**Aim:** Reproduce the entries word for word, and omit any picture you find in them.

● ● ● ● ● ● ●

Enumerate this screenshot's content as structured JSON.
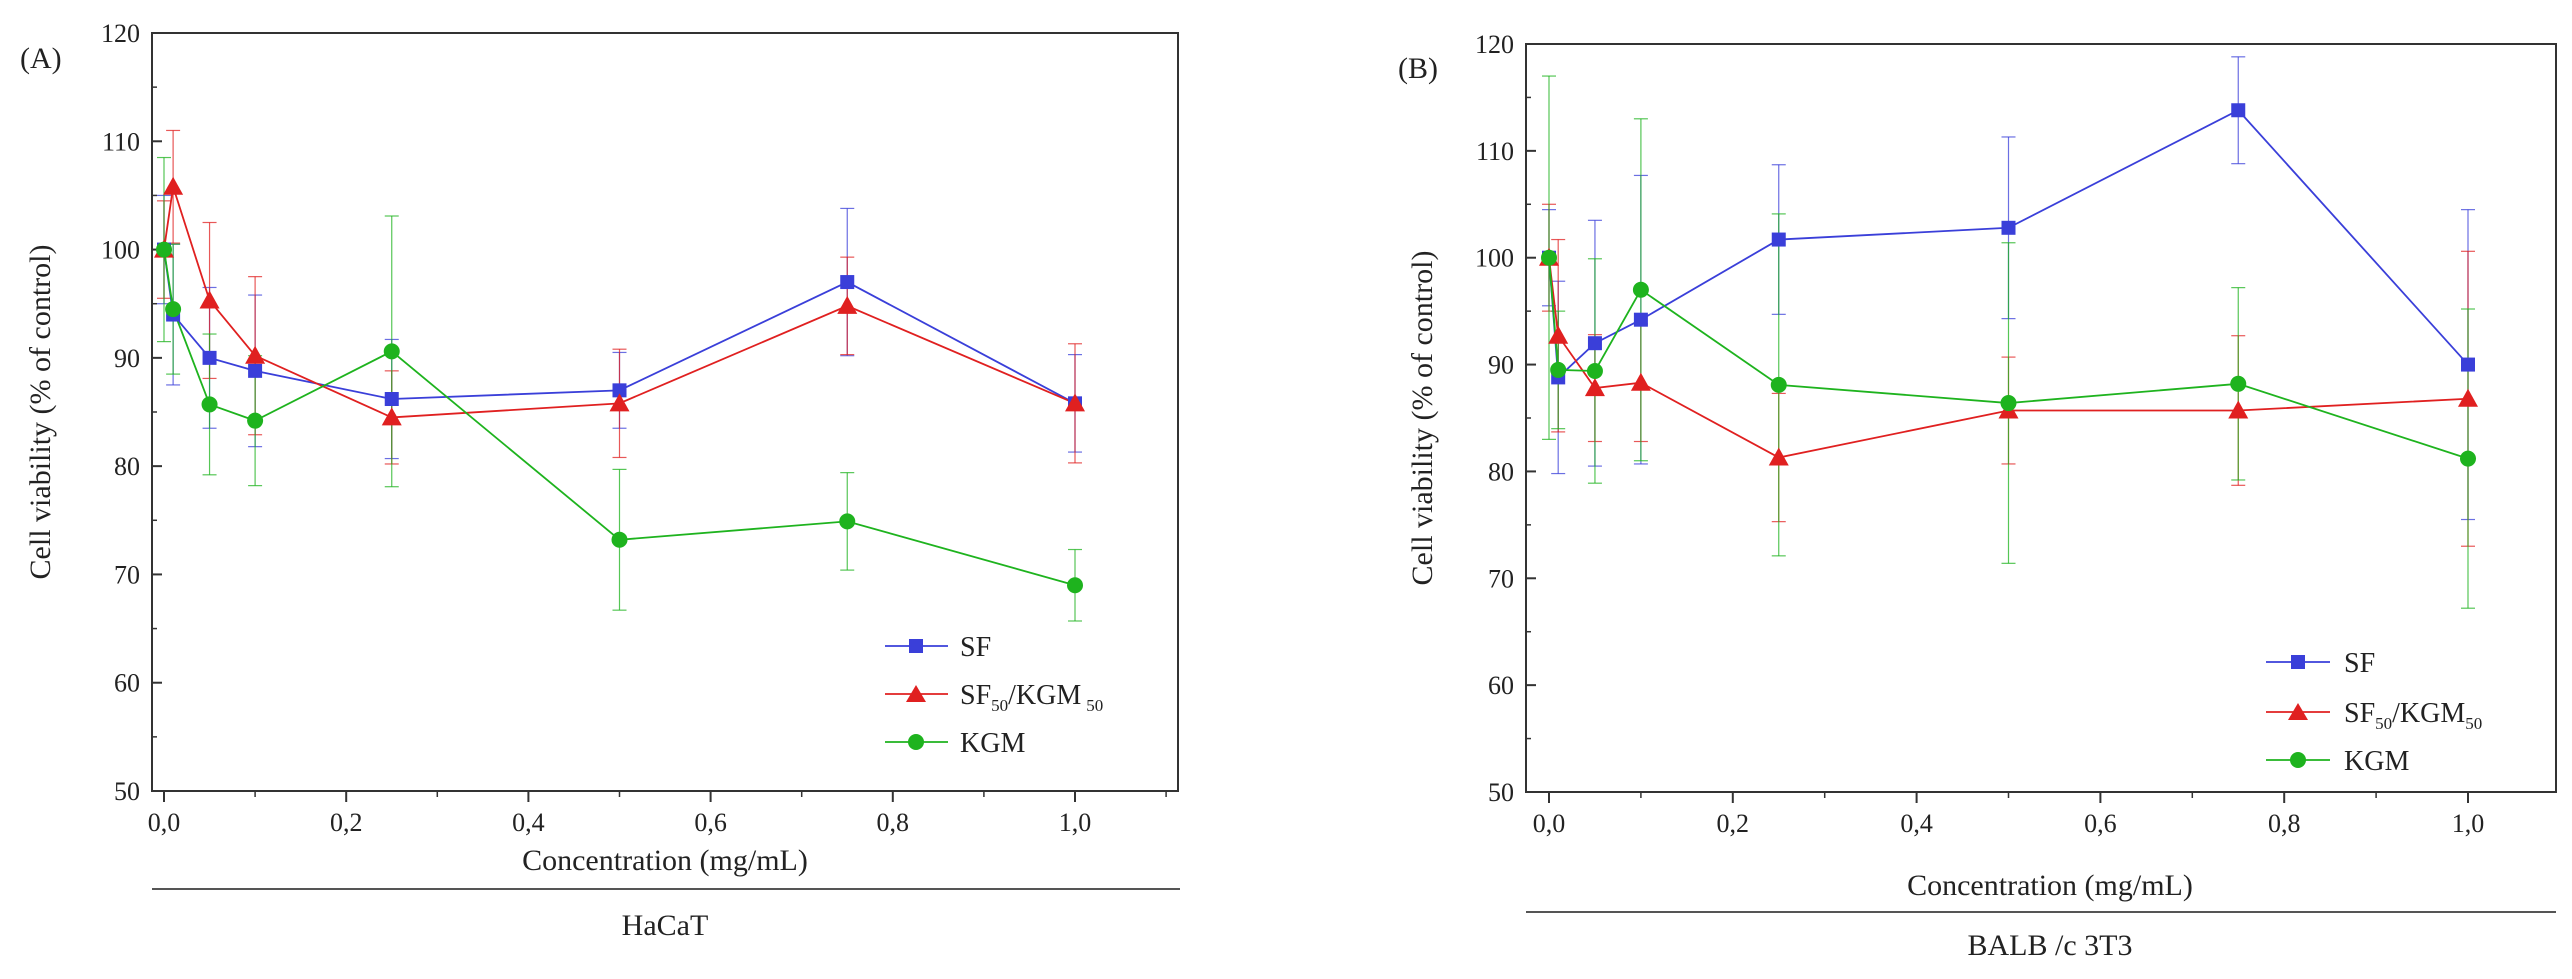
{
  "legend_text": {
    "sf": "SF",
    "sfkgm_main": "SF",
    "sub1": "50",
    "sfkgm_mid": "/KGM",
    "sub2": "50",
    "kgm": "KGM"
  },
  "chart_data": [
    {
      "panel_label": "(A)",
      "type": "line",
      "xlabel": "Concentration (mg/mL)",
      "ylabel": "Cell viability (% of control)",
      "footer": "HaCaT",
      "xlim": [
        -0.02,
        1.1
      ],
      "ylim": [
        50,
        120
      ],
      "xticks": [
        0.0,
        0.2,
        0.4,
        0.6,
        0.8,
        1.0
      ],
      "xtick_labels": [
        "0,0",
        "0,2",
        "0,4",
        "0,6",
        "0,8",
        "1,0"
      ],
      "yticks": [
        50,
        60,
        70,
        80,
        90,
        100,
        110,
        120
      ],
      "ytick_labels": [
        "50",
        "60",
        "70",
        "80",
        "90",
        "100",
        "110",
        "120"
      ],
      "legend_position": "bottom-right",
      "series": [
        {
          "name": "SF",
          "marker": "square",
          "color": "#3a3fd9",
          "x": [
            0,
            0.01,
            0.05,
            0.1,
            0.25,
            0.5,
            0.75,
            1.0
          ],
          "y": [
            100,
            94,
            90,
            88.8,
            86.2,
            87,
            97,
            85.8
          ],
          "err": [
            5,
            6.5,
            6.5,
            7,
            5.5,
            3.5,
            6.8,
            4.5
          ]
        },
        {
          "name": "SF50/KGM50",
          "marker": "triangle",
          "color": "#e02020",
          "x": [
            0,
            0.01,
            0.05,
            0.1,
            0.25,
            0.5,
            0.75,
            1.0
          ],
          "y": [
            100,
            105.8,
            95.3,
            90.2,
            84.5,
            85.8,
            94.8,
            85.8
          ],
          "err": [
            4.5,
            5.2,
            7.2,
            7.3,
            4.3,
            5,
            4.5,
            5.5
          ]
        },
        {
          "name": "KGM",
          "marker": "circle",
          "color": "#1eb31e",
          "x": [
            0,
            0.01,
            0.05,
            0.1,
            0.25,
            0.5,
            0.75,
            1.0
          ],
          "y": [
            100,
            94.5,
            85.7,
            84.2,
            90.6,
            73.2,
            74.9,
            69
          ],
          "err": [
            8.5,
            6,
            6.5,
            6,
            12.5,
            6.5,
            4.5,
            3.3
          ]
        }
      ]
    },
    {
      "panel_label": "(B)",
      "type": "line",
      "xlabel": "Concentration (mg/mL)",
      "ylabel": "Cell viability (% of control)",
      "footer": "BALB /c 3T3",
      "xlim": [
        -0.02,
        1.1
      ],
      "ylim": [
        50,
        120
      ],
      "xticks": [
        0.0,
        0.2,
        0.4,
        0.6,
        0.8,
        1.0
      ],
      "xtick_labels": [
        "0,0",
        "0,2",
        "0,4",
        "0,6",
        "0,8",
        "1,0"
      ],
      "yticks": [
        50,
        60,
        70,
        80,
        90,
        100,
        110,
        120
      ],
      "ytick_labels": [
        "50",
        "60",
        "70",
        "80",
        "90",
        "100",
        "110",
        "120"
      ],
      "legend_position": "bottom-right",
      "series": [
        {
          "name": "SF",
          "marker": "square",
          "color": "#3a3fd9",
          "x": [
            0,
            0.01,
            0.05,
            0.1,
            0.25,
            0.5,
            0.75,
            1.0
          ],
          "y": [
            100,
            88.8,
            92,
            94.2,
            101.7,
            102.8,
            113.8,
            90
          ],
          "err": [
            4.5,
            9,
            11.5,
            13.5,
            7,
            8.5,
            5,
            14.5
          ]
        },
        {
          "name": "SF50/KGM50",
          "marker": "triangle",
          "color": "#e02020",
          "x": [
            0,
            0.01,
            0.05,
            0.1,
            0.25,
            0.5,
            0.75,
            1.0
          ],
          "y": [
            100,
            92.7,
            87.8,
            88.3,
            81.3,
            85.7,
            85.7,
            86.8
          ],
          "err": [
            5,
            9,
            5,
            5.5,
            6,
            5,
            7,
            13.8
          ]
        },
        {
          "name": "KGM",
          "marker": "circle",
          "color": "#1eb31e",
          "x": [
            0,
            0.01,
            0.05,
            0.1,
            0.25,
            0.5,
            0.75,
            1.0
          ],
          "y": [
            100,
            89.5,
            89.4,
            97,
            88.1,
            86.4,
            88.2,
            81.2
          ],
          "err": [
            17,
            5.5,
            10.5,
            16,
            16,
            15,
            9,
            14
          ]
        }
      ]
    }
  ]
}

● ● ● ● ● ● ●

**Written answer:**
Enumerate this screenshot's content as structured JSON.
{
  "legend_text": {
    "sf": "SF",
    "sfkgm_main": "SF",
    "sub1": "50",
    "sfkgm_mid": "/KGM",
    "sub2": "50",
    "kgm": "KGM"
  },
  "chart_data": [
    {
      "panel_label": "(A)",
      "type": "line",
      "xlabel": "Concentration (mg/mL)",
      "ylabel": "Cell viability (% of control)",
      "footer": "HaCaT",
      "xlim": [
        -0.02,
        1.1
      ],
      "ylim": [
        50,
        120
      ],
      "xticks": [
        0.0,
        0.2,
        0.4,
        0.6,
        0.8,
        1.0
      ],
      "xtick_labels": [
        "0,0",
        "0,2",
        "0,4",
        "0,6",
        "0,8",
        "1,0"
      ],
      "yticks": [
        50,
        60,
        70,
        80,
        90,
        100,
        110,
        120
      ],
      "ytick_labels": [
        "50",
        "60",
        "70",
        "80",
        "90",
        "100",
        "110",
        "120"
      ],
      "legend_position": "bottom-right",
      "series": [
        {
          "name": "SF",
          "marker": "square",
          "color": "#3a3fd9",
          "x": [
            0,
            0.01,
            0.05,
            0.1,
            0.25,
            0.5,
            0.75,
            1.0
          ],
          "y": [
            100,
            94,
            90,
            88.8,
            86.2,
            87,
            97,
            85.8
          ],
          "err": [
            5,
            6.5,
            6.5,
            7,
            5.5,
            3.5,
            6.8,
            4.5
          ]
        },
        {
          "name": "SF50/KGM50",
          "marker": "triangle",
          "color": "#e02020",
          "x": [
            0,
            0.01,
            0.05,
            0.1,
            0.25,
            0.5,
            0.75,
            1.0
          ],
          "y": [
            100,
            105.8,
            95.3,
            90.2,
            84.5,
            85.8,
            94.8,
            85.8
          ],
          "err": [
            4.5,
            5.2,
            7.2,
            7.3,
            4.3,
            5,
            4.5,
            5.5
          ]
        },
        {
          "name": "KGM",
          "marker": "circle",
          "color": "#1eb31e",
          "x": [
            0,
            0.01,
            0.05,
            0.1,
            0.25,
            0.5,
            0.75,
            1.0
          ],
          "y": [
            100,
            94.5,
            85.7,
            84.2,
            90.6,
            73.2,
            74.9,
            69
          ],
          "err": [
            8.5,
            6,
            6.5,
            6,
            12.5,
            6.5,
            4.5,
            3.3
          ]
        }
      ]
    },
    {
      "panel_label": "(B)",
      "type": "line",
      "xlabel": "Concentration (mg/mL)",
      "ylabel": "Cell viability (% of control)",
      "footer": "BALB /c 3T3",
      "xlim": [
        -0.02,
        1.1
      ],
      "ylim": [
        50,
        120
      ],
      "xticks": [
        0.0,
        0.2,
        0.4,
        0.6,
        0.8,
        1.0
      ],
      "xtick_labels": [
        "0,0",
        "0,2",
        "0,4",
        "0,6",
        "0,8",
        "1,0"
      ],
      "yticks": [
        50,
        60,
        70,
        80,
        90,
        100,
        110,
        120
      ],
      "ytick_labels": [
        "50",
        "60",
        "70",
        "80",
        "90",
        "100",
        "110",
        "120"
      ],
      "legend_position": "bottom-right",
      "series": [
        {
          "name": "SF",
          "marker": "square",
          "color": "#3a3fd9",
          "x": [
            0,
            0.01,
            0.05,
            0.1,
            0.25,
            0.5,
            0.75,
            1.0
          ],
          "y": [
            100,
            88.8,
            92,
            94.2,
            101.7,
            102.8,
            113.8,
            90
          ],
          "err": [
            4.5,
            9,
            11.5,
            13.5,
            7,
            8.5,
            5,
            14.5
          ]
        },
        {
          "name": "SF50/KGM50",
          "marker": "triangle",
          "color": "#e02020",
          "x": [
            0,
            0.01,
            0.05,
            0.1,
            0.25,
            0.5,
            0.75,
            1.0
          ],
          "y": [
            100,
            92.7,
            87.8,
            88.3,
            81.3,
            85.7,
            85.7,
            86.8
          ],
          "err": [
            5,
            9,
            5,
            5.5,
            6,
            5,
            7,
            13.8
          ]
        },
        {
          "name": "KGM",
          "marker": "circle",
          "color": "#1eb31e",
          "x": [
            0,
            0.01,
            0.05,
            0.1,
            0.25,
            0.5,
            0.75,
            1.0
          ],
          "y": [
            100,
            89.5,
            89.4,
            97,
            88.1,
            86.4,
            88.2,
            81.2
          ],
          "err": [
            17,
            5.5,
            10.5,
            16,
            16,
            15,
            9,
            14
          ]
        }
      ]
    }
  ]
}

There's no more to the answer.